Task details
Extract all lines from the data beneath that include the word "procedures".

Data supplied
■ ■ ■ ■ ■
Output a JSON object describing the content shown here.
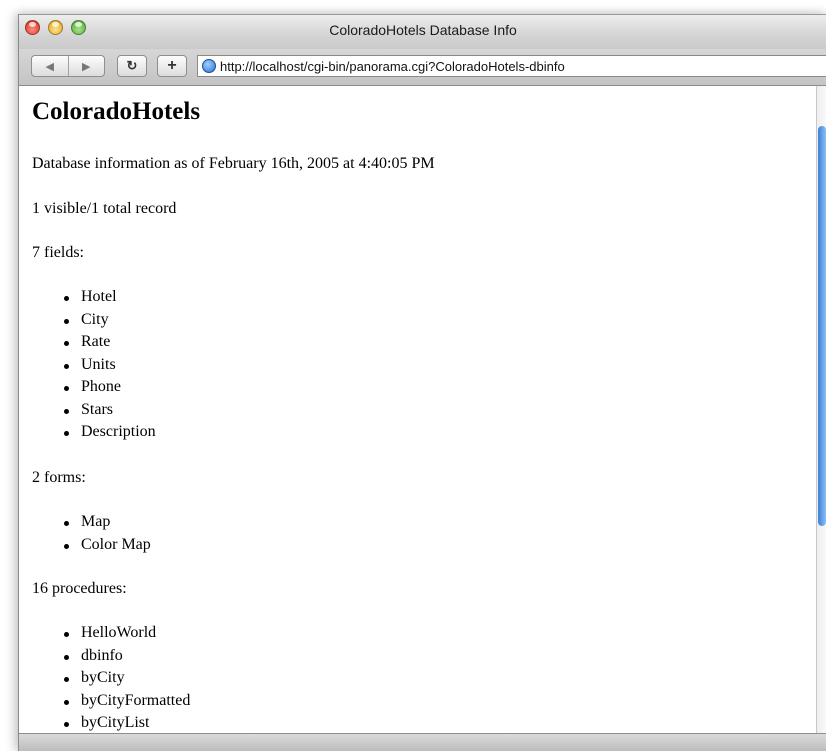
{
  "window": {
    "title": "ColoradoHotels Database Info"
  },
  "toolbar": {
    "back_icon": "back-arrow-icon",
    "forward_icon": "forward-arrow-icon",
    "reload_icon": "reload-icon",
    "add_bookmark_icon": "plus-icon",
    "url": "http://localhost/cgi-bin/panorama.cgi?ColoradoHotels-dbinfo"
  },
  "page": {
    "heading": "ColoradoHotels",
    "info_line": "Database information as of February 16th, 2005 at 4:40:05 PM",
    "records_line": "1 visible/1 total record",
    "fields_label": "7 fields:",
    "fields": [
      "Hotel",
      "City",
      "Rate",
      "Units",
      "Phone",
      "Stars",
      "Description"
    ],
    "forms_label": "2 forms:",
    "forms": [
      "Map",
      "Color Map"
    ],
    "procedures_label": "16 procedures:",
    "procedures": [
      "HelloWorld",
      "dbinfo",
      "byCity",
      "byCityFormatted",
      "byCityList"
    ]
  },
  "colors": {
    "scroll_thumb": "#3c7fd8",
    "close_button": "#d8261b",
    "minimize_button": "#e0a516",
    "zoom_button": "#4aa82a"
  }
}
■ ■ ■ ■ ■
Correct response
    "procedures_label": "16 procedures:",
    "procedures": [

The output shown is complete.